[BEGIN]

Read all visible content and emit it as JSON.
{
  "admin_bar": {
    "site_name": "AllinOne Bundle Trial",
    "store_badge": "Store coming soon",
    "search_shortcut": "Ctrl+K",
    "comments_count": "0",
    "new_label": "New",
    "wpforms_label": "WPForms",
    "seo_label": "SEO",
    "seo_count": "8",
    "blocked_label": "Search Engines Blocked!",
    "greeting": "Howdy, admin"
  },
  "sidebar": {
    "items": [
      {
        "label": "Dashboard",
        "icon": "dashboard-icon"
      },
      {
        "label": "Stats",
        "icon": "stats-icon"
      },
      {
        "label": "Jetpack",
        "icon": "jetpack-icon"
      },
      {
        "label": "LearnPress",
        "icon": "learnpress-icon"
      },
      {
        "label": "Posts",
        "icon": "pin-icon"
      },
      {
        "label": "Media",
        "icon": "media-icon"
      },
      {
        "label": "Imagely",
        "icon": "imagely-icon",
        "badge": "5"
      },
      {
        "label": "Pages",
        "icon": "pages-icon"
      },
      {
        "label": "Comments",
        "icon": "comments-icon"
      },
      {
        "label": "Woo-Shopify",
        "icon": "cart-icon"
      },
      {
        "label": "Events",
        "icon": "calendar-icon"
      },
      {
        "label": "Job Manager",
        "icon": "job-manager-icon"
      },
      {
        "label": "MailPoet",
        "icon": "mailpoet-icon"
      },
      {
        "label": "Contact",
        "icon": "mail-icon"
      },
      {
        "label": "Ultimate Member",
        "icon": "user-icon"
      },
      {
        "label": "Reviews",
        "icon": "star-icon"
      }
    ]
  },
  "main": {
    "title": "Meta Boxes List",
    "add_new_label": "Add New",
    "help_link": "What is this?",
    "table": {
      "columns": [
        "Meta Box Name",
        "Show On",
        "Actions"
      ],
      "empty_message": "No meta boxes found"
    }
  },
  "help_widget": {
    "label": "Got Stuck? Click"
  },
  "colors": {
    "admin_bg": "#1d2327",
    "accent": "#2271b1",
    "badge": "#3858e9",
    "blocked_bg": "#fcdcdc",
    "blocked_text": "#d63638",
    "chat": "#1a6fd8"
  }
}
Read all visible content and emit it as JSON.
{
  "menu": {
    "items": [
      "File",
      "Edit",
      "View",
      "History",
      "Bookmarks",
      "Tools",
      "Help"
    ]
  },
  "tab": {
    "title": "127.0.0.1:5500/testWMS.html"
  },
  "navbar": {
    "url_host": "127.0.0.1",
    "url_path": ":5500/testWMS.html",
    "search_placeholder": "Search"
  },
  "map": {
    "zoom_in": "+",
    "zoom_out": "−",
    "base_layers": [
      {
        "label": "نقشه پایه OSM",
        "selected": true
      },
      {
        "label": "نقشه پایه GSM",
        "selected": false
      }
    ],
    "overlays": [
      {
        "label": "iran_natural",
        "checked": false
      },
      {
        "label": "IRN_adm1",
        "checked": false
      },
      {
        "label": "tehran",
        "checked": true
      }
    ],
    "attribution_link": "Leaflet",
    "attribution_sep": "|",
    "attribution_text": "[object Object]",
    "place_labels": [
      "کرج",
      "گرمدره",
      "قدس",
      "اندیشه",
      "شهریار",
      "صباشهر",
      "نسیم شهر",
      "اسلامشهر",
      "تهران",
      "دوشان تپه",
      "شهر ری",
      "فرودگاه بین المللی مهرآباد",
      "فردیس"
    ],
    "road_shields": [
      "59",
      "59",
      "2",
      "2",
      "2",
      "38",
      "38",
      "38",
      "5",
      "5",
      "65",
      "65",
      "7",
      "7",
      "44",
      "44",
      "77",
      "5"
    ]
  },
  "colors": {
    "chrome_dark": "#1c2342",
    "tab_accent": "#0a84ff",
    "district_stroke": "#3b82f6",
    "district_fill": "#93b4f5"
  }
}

[END]

• _Given task_
In the material above, find each line that contains the word "html", and select it.

• _Solution_
    "title": "127.0.0.1:5500/testWMS.html"
    "url_path": ":5500/testWMS.html",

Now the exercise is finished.